## EXERCISE BRIEF
Wherever the word "training" appears in a line, copy that line.

(A run of records)

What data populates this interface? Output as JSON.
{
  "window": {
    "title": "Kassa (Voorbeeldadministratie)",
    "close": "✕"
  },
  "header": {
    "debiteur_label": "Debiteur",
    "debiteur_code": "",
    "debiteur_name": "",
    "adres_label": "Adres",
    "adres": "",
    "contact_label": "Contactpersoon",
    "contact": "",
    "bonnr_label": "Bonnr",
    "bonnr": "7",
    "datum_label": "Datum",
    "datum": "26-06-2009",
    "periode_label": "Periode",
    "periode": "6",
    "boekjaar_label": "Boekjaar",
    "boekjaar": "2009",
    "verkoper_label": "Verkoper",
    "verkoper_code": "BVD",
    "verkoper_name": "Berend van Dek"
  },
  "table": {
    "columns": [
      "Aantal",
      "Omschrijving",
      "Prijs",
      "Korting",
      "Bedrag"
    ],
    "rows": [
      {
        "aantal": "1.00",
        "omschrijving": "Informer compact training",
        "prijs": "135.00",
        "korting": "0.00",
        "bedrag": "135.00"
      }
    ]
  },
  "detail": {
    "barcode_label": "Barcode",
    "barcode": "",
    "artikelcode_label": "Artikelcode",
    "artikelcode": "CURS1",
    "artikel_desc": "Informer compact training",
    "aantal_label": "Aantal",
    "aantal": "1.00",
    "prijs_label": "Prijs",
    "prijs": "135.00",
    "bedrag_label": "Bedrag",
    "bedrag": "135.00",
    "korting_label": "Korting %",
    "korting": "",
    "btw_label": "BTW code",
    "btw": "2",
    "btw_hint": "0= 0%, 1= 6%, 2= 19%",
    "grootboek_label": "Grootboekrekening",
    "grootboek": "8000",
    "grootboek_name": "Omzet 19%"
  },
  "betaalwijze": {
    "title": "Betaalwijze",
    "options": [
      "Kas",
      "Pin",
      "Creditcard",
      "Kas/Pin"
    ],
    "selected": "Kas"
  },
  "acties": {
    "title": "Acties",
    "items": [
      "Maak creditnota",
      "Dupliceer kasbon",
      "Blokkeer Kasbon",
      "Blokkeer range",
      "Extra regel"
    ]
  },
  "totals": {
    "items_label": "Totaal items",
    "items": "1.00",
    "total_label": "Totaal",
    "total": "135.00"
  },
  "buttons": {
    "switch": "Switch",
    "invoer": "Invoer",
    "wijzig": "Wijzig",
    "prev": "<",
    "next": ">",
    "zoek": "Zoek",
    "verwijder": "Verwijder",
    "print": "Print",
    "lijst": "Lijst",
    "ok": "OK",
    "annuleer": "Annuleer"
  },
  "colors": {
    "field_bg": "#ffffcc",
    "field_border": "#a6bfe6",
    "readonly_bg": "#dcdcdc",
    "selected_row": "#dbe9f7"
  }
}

## EXERCISE RESULT
        "omschrijving": "Informer compact training",
    "artikel_desc": "Informer compact training",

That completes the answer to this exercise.